▸ **AIM OF THE EXERCISE**
Pick every line from the data that holds the word "location".
┌─ PROVIDED INFORMATION
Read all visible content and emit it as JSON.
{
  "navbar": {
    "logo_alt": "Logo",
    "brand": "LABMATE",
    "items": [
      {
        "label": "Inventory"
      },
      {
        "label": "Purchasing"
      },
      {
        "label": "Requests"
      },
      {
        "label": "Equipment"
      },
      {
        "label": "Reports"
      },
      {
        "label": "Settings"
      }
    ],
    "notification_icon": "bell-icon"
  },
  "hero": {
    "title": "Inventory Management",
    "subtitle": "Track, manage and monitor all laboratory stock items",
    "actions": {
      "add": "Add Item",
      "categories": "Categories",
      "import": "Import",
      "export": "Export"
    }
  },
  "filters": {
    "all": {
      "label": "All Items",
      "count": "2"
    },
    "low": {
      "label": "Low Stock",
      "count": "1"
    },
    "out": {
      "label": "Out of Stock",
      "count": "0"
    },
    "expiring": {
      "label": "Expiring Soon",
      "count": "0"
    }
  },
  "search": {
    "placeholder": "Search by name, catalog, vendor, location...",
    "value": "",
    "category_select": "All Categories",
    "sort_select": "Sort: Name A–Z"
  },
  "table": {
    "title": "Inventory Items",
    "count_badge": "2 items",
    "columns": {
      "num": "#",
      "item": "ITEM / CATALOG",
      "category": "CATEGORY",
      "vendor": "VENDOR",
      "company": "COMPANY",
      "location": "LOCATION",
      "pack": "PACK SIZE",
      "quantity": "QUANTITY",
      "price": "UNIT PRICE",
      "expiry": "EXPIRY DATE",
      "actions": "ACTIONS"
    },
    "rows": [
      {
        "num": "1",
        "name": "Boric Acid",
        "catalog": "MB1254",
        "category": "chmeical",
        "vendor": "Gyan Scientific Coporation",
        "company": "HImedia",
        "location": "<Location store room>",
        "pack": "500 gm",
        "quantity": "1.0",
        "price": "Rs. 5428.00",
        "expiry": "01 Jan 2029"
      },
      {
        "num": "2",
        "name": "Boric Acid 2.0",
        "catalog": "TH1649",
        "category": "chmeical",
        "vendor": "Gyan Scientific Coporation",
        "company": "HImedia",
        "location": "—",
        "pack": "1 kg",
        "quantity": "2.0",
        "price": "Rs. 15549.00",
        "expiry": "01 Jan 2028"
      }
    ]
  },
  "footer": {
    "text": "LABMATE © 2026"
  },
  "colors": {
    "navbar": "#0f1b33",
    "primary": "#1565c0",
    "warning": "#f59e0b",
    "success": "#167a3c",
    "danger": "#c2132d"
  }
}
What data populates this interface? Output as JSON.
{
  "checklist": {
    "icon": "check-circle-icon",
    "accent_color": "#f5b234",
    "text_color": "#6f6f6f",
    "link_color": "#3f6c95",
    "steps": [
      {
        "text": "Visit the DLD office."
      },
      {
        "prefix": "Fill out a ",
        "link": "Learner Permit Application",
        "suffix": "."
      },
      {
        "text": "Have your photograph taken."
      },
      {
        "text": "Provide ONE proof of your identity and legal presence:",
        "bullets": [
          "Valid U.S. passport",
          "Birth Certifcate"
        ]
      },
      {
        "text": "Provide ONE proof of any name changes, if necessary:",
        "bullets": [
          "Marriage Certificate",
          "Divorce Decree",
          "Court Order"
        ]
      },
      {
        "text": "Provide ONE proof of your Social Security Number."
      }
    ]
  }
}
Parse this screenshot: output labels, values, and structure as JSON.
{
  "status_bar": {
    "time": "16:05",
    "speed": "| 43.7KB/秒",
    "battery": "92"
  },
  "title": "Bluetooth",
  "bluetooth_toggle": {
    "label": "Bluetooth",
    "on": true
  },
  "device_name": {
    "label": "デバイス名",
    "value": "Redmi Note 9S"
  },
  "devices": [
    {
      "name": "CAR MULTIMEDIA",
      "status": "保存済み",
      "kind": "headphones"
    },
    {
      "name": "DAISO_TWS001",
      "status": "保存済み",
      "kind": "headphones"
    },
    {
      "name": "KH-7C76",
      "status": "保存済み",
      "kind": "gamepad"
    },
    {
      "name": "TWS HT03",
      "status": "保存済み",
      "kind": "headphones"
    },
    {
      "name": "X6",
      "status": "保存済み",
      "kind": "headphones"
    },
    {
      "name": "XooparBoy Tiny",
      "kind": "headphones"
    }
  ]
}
└─
▸ **SOLUTION**
    "placeholder": "Search by name, catalog, vendor, location...",
      "location": "LOCATION",
        "location": "<Location store room>",
        "location": "—",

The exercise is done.